§ What is being asked:
Find the word "from" in the records below. List each line containing it.

§ Part of a data file:
+-------+

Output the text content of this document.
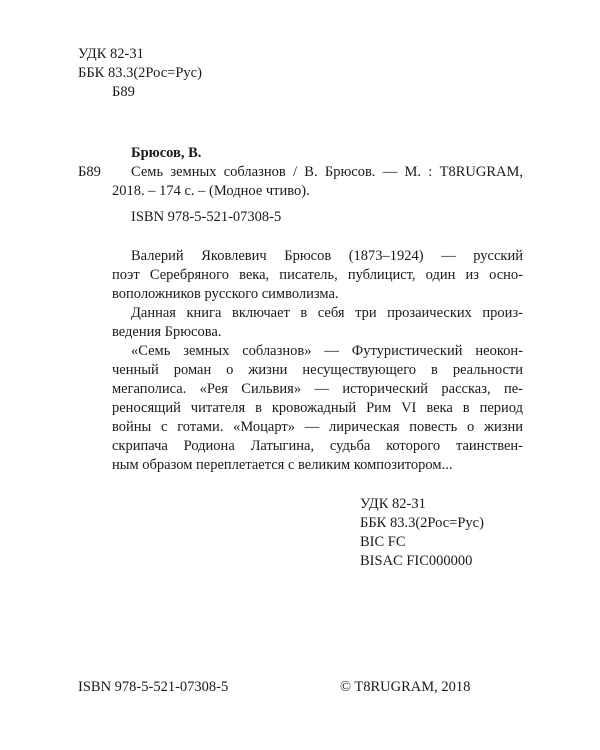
УДК 82-31
ББК 83.3(2Рос=Рус)
Б89
Брюсов, В.
Б89 Семь земных соблазнов / В. Брюсов. — М. : T8RUGRAM,
2018. – 174 с. – (Модное чтиво).
ISBN 978-5-521-07308-5
Валерий Яковлевич Брюсов (1873–1924) — русский
поэт Серебряного века, писатель, публицист, один из осно-
воположников русского символизма.
Данная книга включает в себя три прозаических произ-
ведения Брюсова.
«Семь земных соблазнов» — Футуристический неокон-
ченный роман о жизни несуществующего в реальности
мегаполиса. «Рея Сильвия» — исторический рассказ, пе-
реносящий читателя в кровожадный Рим VI века в период
войны с готами. «Моцарт» — лирическая повесть о жизни
скрипача Родиона Латыгина, судьба которого таинствен-
ным образом переплетается с великим композитором...
УДК 82-31
ББК 83.3(2Рос=Рус)
BIC FC
BISAC FIC000000
ISBN 978-5-521-07308-5	© T8RUGRAM, 2018
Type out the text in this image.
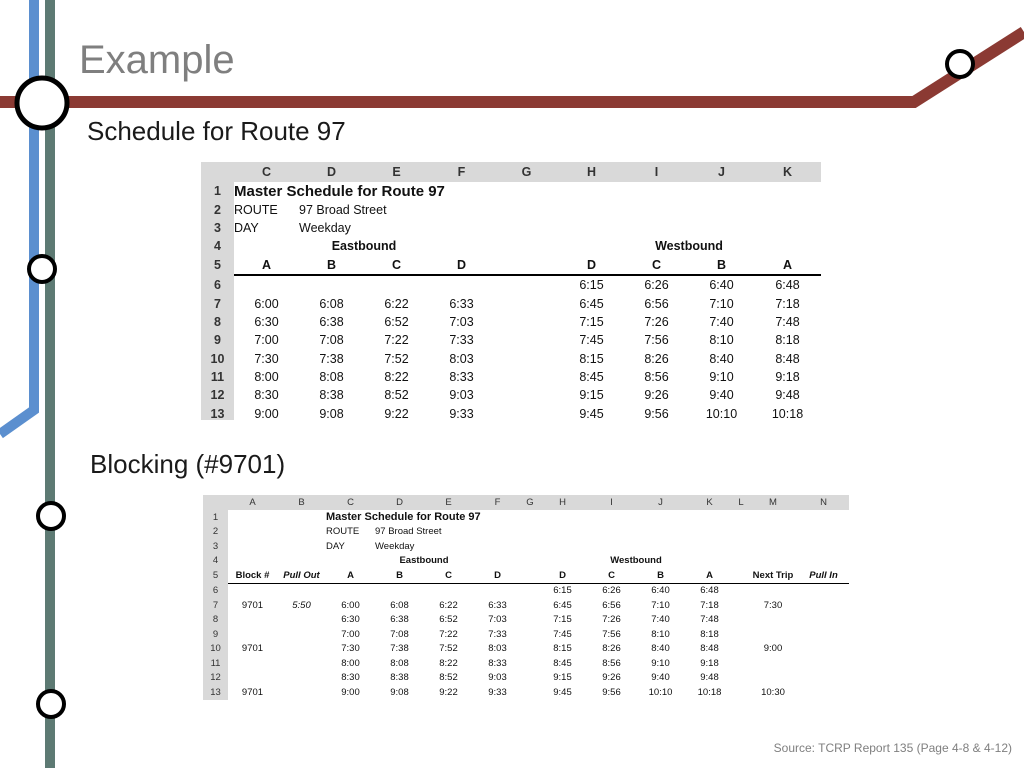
Example
Schedule for Route 97
Blocking (#9701)
	C	D	E	F	G	H	I	J	K
1	Master Schedule for Route 97								
2	ROUTE	97 Broad Street							
3	DAY	Weekday							
4		Eastbound					Westbound		
5	A	B	C	D		D	C	B	A
6						6:15	6:26	6:40	6:48
7	6:00	6:08	6:22	6:33		6:45	6:56	7:10	7:18
8	6:30	6:38	6:52	7:03		7:15	7:26	7:40	7:48
9	7:00	7:08	7:22	7:33		7:45	7:56	8:10	8:18
10	7:30	7:38	7:52	8:03		8:15	8:26	8:40	8:48
11	8:00	8:08	8:22	8:33		8:45	8:56	9:10	9:18
12	8:30	8:38	8:52	9:03		9:15	9:26	9:40	9:48
13	9:00	9:08	9:22	9:33		9:45	9:56	10:10	10:18
	A	B	C	D	E	F	G	H	I	J	K	L	M	N
1			Master Schedule for Route 97											
2			ROUTE	97 Broad Street										
3			DAY	Weekday										
4				Eastbound					Westbound					
5	Block #	Pull Out	A	B	C	D		D	C	B	A		Next Trip	Pull In
6								6:15	6:26	6:40	6:48			
7	9701	5:50	6:00	6:08	6:22	6:33		6:45	6:56	7:10	7:18		7:30	
8			6:30	6:38	6:52	7:03		7:15	7:26	7:40	7:48			
9			7:00	7:08	7:22	7:33		7:45	7:56	8:10	8:18			
10	9701		7:30	7:38	7:52	8:03		8:15	8:26	8:40	8:48		9:00	
11			8:00	8:08	8:22	8:33		8:45	8:56	9:10	9:18			
12			8:30	8:38	8:52	9:03		9:15	9:26	9:40	9:48			
13	9701		9:00	9:08	9:22	9:33		9:45	9:56	10:10	10:18		10:30	
Source: TCRP Report 135 (Page 4-8 & 4-12)
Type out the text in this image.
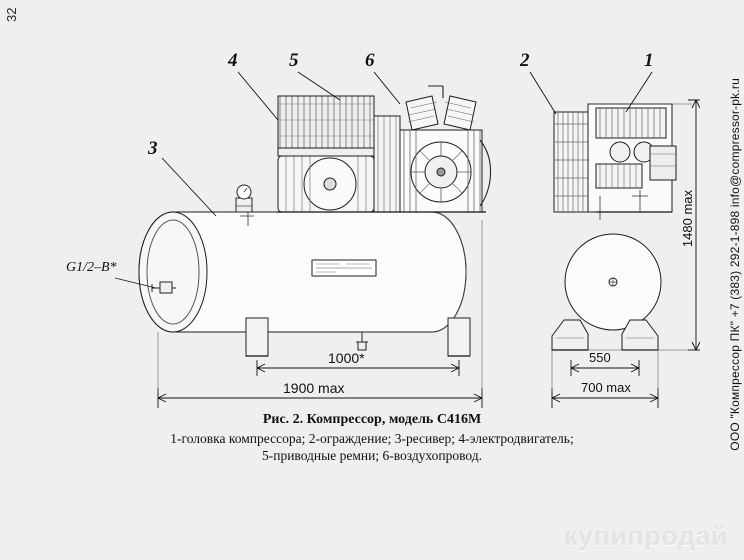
32
ООО "Компрессор ПК" +7 (383) 292-1-898 info@compressor-pk.ru
4	5	6
3
2	1
G1/2–B*
1000*
1900 max
1480 max
550
700 max
Рис. 2. Компрессор, модель С416М
1-головка компрессора; 2-ограждение; 3-ресивер; 4-электродвигатель;
5-приводные ремни; 6-воздухопровод.
купипродай
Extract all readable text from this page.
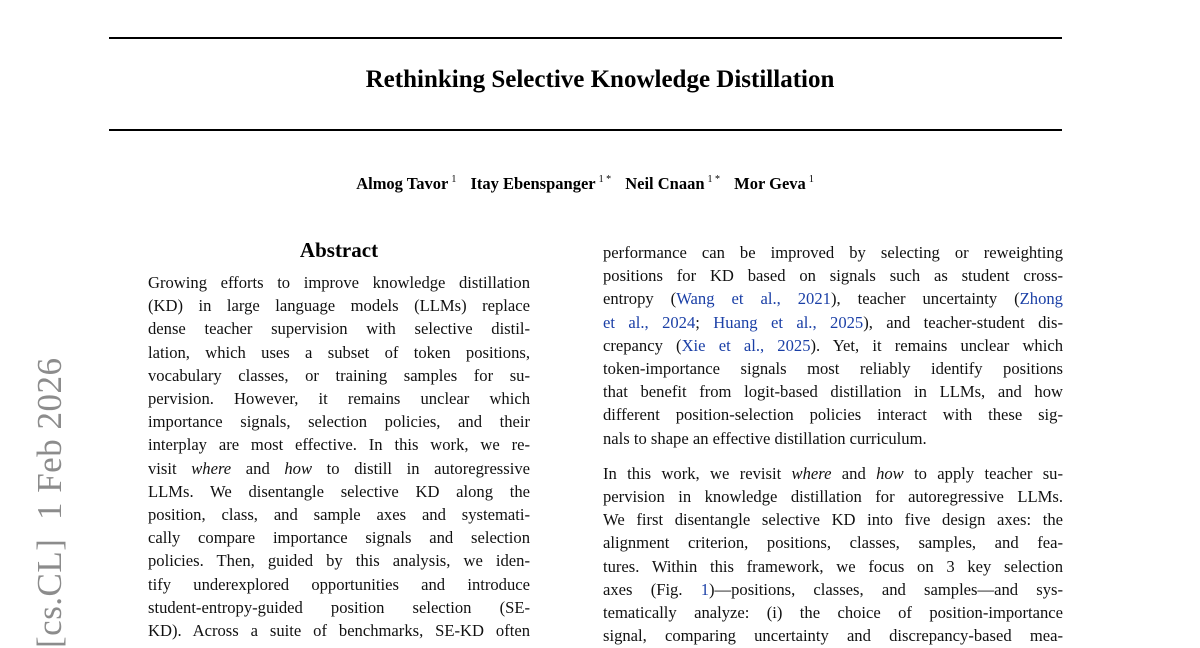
Rethinking Selective Knowledge Distillation
Almog Tavor $^1$ Itay Ebenspanger $^{1 *}$ Neil Cnaan $^{1 *}$ Mor Geva $^1$
[cs.CL]  1 Feb 2026
Abstract
Growing efforts to improve knowledge distillation
(KD) in large language models (LLMs) replace
dense teacher supervision with selective distil-
lation, which uses a subset of token positions,
vocabulary classes, or training samples for su-
pervision. However, it remains unclear which
importance signals, selection policies, and their
interplay are most effective. In this work, we re-
visit where and how to distill in autoregressive
LLMs. We disentangle selective KD along the
position, class, and sample axes and systemati-
cally compare importance signals and selection
policies. Then, guided by this analysis, we iden-
tify underexplored opportunities and introduce
student-entropy-guided position selection (SE-
KD). Across a suite of benchmarks, SE-KD often
performance can be improved by selecting or reweighting
positions for KD based on signals such as student cross-
entropy (Wang et al., 2021), teacher uncertainty (Zhong
et al., 2024; Huang et al., 2025), and teacher-student dis-
crepancy (Xie et al., 2025). Yet, it remains unclear which
token-importance signals most reliably identify positions
that benefit from logit-based distillation in LLMs, and how
different position-selection policies interact with these sig-
nals to shape an effective distillation curriculum.
In this work, we revisit where and how to apply teacher su-
pervision in knowledge distillation for autoregressive LLMs.
We first disentangle selective KD into five design axes: the
alignment criterion, positions, classes, samples, and fea-
tures. Within this framework, we focus on 3 key selection
axes (Fig. 1)—positions, classes, and samples—and sys-
tematically analyze: (i) the choice of position-importance
signal, comparing uncertainty and discrepancy-based mea-
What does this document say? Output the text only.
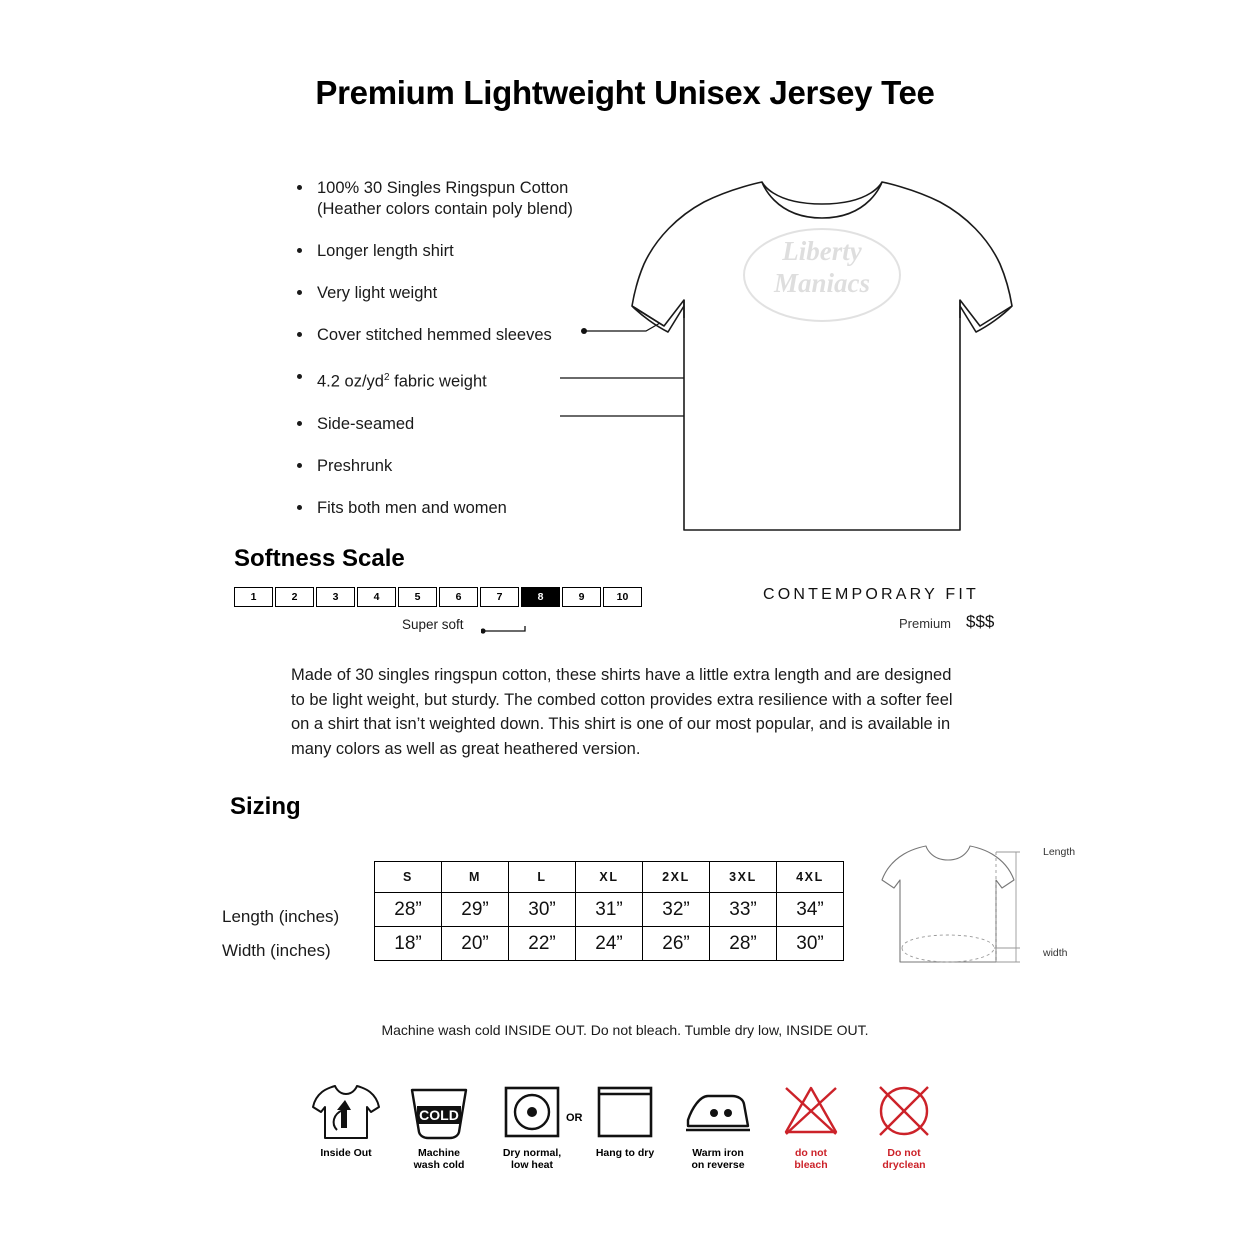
Premium Lightweight Unisex Jersey Tee
100% 30 Singles Ringspun Cotton
(Heather colors contain poly blend)
Longer length shirt
Very light weight
Cover stitched hemmed sleeves
4.2 $oz/yd^2$ fabric weight
Side-seamed
Preshrunk
Fits both men and women
Liberty
Maniacs
Softness Scale
1	2	3	4	5	6	7	8	9	10
Super soft
CONTEMPORARY FIT
Premium $$$
Made of 30 singles ringspun cotton, these shirts have a little extra length and are designed to be light weight, but sturdy. The combed cotton provides extra resilience with a softer feel on a shirt that isn’t weighted down. This shirt is one of our most popular, and is available in many colors as well as great heathered version.
Sizing
Length (inches)
Width (inches)
S	M	L	XL	2XL	3XL	4XL
28”	29”	30”	31”	32”	33”	34”
18”	20”	22”	24”	26”	28”	30”
Length
width
Machine wash cold INSIDE OUT. Do not bleach. Tumble dry low, INSIDE OUT.
Inside Out
COLD
Machine
wash cold
Dry normal,
low heat
Hang to dry	Warm iron
on reverse
do not
bleach
Do not
dryclean
OR
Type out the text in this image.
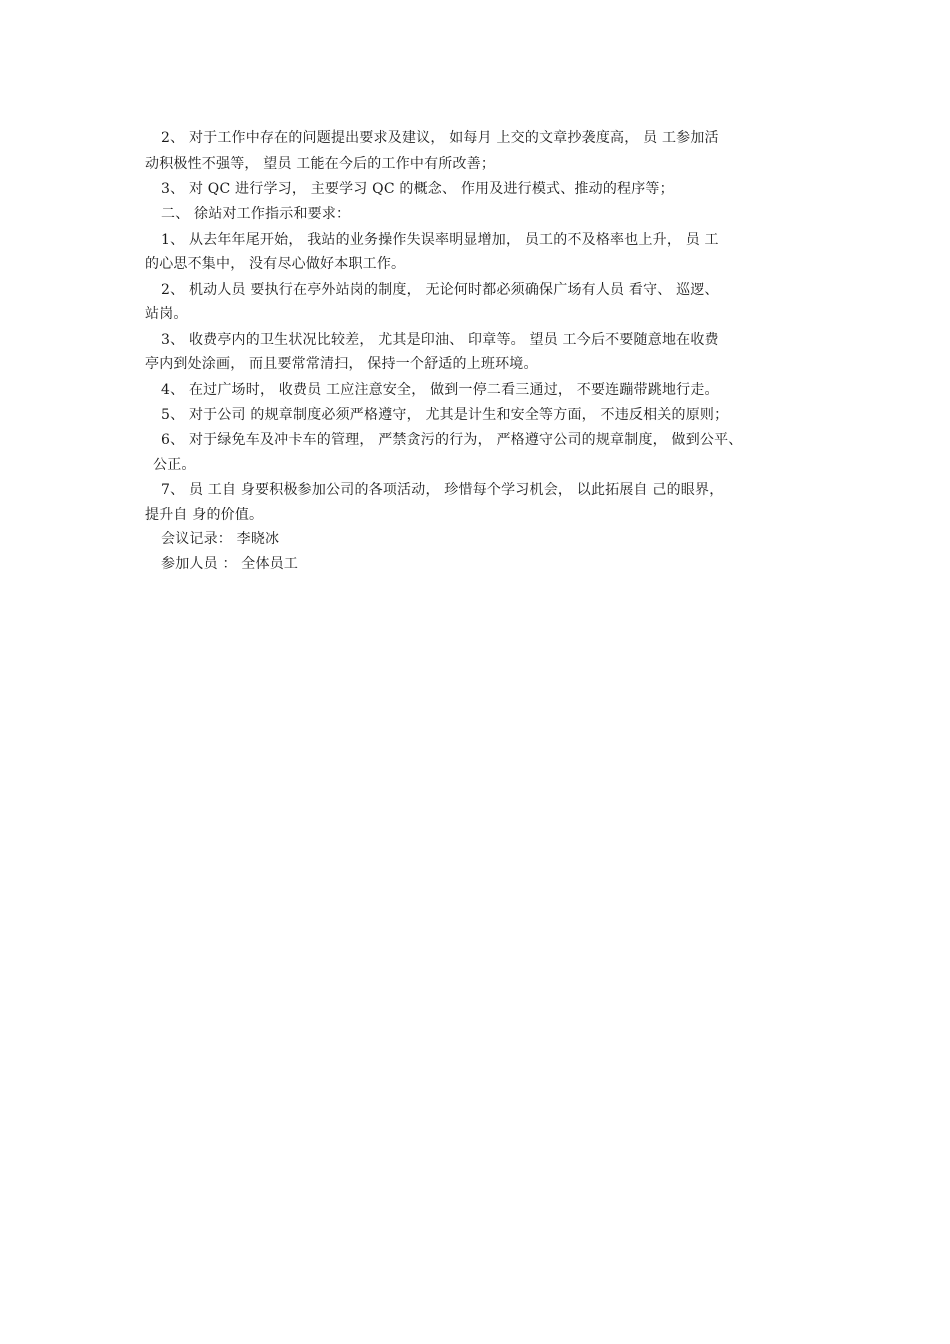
2、 对于工作中存在的问题提出要求及建议， 如每月 上交的文章抄袭度高， 员 工参加活

动积极性不强等， 望员 工能在今后的工作中有所改善；

3、 对 QC 进行学习， 主要学习 QC 的概念、 作用及进行模式、推动的程序等；

二、 徐站对工作指示和要求：

1、 从去年年尾开始， 我站的业务操作失误率明显增加， 员工的不及格率也上升， 员 工

的心思不集中， 没有尽心做好本职工作。

2、 机动人员 要执行在亭外站岗的制度， 无论何时都必须确保广场有人员 看守、 巡逻、

站岗。

3、 收费亭内的卫生状况比较差， 尤其是印油、 印章等。 望员 工今后不要随意地在收费

亭内到处涂画， 而且要常常清扫， 保持一个舒适的上班环境。

4、 在过广场时， 收费员 工应注意安全， 做到一停二看三通过， 不要连蹦带跳地行走。

5、 对于公司 的规章制度必须严格遵守， 尤其是计生和安全等方面， 不违反相关的原则；

6、 对于绿免车及冲卡车的管理， 严禁贪污的行为， 严格遵守公司的规章制度， 做到公平、

公正。

7、 员 工自 身要积极参加公司的各项活动， 珍惜每个学习机会， 以此拓展自 己的眼界，

提升自 身的价值。

会议记录： 李晓冰

参加人员 ： 全体员工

+-------+

§ Answer for the task:
Extract all readable text from this page.
that benefit from logit-based distillation in LLMs, and how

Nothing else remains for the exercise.